━━━ RECORD EXCERPTS ━━━

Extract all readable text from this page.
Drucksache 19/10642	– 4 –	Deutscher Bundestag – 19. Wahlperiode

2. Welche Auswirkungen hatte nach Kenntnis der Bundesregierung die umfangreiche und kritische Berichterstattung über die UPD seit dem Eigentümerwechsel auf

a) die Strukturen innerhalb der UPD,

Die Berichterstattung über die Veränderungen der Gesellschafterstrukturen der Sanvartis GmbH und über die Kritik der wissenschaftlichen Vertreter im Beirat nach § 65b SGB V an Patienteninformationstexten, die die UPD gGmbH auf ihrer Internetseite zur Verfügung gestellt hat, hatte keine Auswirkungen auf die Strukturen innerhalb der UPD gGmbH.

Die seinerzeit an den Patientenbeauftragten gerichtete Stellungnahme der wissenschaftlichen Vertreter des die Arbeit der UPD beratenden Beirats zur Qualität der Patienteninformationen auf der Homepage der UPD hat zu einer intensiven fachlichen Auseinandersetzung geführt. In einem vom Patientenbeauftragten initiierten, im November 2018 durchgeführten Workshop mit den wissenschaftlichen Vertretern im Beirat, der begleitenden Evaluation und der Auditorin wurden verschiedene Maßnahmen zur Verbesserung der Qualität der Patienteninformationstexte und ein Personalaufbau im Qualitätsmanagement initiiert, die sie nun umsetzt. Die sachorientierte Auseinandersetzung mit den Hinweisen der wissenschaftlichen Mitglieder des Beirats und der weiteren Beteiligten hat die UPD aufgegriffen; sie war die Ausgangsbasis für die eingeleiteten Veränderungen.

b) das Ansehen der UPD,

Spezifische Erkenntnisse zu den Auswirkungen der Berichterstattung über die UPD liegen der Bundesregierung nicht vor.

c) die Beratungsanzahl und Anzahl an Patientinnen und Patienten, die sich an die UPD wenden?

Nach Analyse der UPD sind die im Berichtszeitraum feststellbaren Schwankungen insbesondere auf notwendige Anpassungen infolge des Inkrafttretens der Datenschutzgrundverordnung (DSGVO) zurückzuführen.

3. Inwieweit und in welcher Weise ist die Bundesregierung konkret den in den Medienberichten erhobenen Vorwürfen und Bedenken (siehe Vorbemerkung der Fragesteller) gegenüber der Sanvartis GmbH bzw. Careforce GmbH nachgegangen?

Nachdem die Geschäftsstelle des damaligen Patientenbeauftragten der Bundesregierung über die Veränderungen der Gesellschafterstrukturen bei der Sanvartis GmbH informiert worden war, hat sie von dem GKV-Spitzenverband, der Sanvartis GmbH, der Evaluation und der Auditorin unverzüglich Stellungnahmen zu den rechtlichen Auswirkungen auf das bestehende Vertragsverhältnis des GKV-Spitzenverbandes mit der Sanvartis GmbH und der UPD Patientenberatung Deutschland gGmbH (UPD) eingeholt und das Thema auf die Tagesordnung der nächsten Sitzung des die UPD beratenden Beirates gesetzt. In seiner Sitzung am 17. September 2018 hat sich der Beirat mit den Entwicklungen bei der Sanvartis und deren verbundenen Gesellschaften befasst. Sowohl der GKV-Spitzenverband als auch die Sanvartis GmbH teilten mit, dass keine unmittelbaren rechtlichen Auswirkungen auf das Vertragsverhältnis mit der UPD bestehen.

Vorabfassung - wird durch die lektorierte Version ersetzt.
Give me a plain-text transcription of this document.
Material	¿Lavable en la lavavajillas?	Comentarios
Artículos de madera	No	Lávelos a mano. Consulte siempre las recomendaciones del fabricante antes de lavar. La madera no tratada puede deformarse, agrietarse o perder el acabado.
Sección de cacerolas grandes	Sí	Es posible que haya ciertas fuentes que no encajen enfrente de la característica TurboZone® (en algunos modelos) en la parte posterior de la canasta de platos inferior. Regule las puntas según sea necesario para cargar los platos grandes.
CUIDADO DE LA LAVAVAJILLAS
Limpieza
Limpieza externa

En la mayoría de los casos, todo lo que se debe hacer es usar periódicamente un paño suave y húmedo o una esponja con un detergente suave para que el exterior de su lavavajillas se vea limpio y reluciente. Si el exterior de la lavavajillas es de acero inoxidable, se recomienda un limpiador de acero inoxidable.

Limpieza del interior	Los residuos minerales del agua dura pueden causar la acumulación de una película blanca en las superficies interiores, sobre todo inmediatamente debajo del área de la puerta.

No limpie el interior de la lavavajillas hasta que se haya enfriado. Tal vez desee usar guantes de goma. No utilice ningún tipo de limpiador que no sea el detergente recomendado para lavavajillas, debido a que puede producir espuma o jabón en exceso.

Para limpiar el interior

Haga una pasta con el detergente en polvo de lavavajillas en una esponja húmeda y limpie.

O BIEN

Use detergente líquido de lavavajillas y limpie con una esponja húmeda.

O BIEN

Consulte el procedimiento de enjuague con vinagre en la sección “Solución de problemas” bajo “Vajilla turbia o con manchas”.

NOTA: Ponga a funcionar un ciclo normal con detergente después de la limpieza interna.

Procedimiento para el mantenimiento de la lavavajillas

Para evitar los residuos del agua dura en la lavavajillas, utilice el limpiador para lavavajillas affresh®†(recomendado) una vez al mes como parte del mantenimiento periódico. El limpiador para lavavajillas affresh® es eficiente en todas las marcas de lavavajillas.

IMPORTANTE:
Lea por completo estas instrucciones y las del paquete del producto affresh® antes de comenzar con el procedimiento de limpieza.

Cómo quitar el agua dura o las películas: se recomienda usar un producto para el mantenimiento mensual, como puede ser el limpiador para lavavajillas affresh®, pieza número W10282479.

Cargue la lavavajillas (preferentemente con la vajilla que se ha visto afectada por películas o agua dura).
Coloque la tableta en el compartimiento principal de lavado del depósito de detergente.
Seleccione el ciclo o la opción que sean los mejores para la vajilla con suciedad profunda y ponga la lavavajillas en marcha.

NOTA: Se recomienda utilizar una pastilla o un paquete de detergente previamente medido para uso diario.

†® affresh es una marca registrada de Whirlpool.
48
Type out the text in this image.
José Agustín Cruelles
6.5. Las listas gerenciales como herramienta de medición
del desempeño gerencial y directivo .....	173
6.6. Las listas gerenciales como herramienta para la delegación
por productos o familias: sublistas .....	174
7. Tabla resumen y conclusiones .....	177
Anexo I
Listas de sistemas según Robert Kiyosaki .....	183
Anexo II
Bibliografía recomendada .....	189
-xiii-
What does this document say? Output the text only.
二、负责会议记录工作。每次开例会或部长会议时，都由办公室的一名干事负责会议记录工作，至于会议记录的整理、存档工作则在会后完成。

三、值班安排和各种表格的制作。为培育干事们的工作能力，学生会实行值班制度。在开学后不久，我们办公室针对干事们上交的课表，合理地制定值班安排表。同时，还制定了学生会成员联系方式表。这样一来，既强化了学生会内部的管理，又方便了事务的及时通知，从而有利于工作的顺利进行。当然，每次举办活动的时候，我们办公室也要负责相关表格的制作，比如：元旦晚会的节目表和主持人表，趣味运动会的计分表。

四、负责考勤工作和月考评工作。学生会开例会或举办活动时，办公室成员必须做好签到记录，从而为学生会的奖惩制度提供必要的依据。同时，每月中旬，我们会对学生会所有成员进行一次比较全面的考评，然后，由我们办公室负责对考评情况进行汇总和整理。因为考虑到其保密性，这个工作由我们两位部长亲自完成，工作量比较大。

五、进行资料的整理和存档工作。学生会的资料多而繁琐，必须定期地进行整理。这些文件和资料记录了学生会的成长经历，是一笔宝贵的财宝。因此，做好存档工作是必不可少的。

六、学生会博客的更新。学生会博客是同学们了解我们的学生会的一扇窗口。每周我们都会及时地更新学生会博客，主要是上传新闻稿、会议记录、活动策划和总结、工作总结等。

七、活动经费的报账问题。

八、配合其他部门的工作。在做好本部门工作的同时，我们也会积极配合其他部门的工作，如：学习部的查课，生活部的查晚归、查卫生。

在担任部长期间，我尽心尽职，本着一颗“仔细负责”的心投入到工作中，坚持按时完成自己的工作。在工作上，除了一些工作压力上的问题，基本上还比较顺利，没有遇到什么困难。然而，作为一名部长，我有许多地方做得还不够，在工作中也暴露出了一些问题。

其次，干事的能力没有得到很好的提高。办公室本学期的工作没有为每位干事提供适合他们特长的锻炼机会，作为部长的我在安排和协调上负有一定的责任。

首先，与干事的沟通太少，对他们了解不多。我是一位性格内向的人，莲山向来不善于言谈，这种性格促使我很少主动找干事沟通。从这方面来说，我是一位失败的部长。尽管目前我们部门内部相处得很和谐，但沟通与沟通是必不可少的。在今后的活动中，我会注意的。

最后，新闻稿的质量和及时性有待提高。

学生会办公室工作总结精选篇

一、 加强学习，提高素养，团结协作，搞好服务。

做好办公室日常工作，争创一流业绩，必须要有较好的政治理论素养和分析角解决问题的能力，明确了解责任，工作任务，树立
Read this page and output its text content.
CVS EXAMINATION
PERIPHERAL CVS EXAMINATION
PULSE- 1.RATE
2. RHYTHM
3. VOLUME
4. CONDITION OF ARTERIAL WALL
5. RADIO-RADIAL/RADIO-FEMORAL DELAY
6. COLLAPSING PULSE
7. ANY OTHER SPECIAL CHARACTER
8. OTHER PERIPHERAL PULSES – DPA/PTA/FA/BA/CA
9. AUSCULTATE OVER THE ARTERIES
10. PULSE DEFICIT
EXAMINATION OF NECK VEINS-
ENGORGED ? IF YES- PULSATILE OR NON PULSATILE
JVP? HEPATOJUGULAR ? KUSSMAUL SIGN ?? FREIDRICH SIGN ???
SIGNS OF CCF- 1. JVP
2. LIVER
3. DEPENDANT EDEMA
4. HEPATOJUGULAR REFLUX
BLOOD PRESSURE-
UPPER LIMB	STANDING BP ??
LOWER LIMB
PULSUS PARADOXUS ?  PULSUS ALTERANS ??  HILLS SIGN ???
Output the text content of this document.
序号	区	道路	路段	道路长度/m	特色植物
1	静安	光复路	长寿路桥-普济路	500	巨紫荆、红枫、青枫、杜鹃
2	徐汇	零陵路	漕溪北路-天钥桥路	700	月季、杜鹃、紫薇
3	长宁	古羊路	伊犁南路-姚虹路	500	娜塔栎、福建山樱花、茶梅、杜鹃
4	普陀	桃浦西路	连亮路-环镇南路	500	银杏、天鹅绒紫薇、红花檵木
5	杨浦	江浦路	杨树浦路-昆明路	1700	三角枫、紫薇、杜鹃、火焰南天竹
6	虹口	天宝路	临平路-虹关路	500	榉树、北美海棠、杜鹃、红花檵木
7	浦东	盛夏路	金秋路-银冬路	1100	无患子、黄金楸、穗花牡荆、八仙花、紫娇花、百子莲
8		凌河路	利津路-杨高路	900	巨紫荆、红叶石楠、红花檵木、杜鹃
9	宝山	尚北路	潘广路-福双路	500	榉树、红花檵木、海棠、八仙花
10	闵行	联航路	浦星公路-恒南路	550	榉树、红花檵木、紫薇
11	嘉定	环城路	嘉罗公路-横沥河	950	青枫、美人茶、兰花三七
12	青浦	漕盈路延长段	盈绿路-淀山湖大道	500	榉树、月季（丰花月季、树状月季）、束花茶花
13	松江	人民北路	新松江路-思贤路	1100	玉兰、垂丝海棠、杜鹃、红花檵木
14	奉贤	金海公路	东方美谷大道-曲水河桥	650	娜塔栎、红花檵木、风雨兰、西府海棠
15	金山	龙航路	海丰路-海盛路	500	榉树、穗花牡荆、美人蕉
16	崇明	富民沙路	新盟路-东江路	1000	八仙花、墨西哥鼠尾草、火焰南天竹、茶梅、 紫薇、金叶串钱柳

━━━

> _PROBLEM DESCRIPTION_
Copy every line of the listing that includes the string "OTHER".

> _RESPONSE FOR THIS EXERCISE_
7. ANY OTHER SPECIAL CHARACTER
8. OTHER PERIPHERAL PULSES – DPA/PTA/FA/BA/CA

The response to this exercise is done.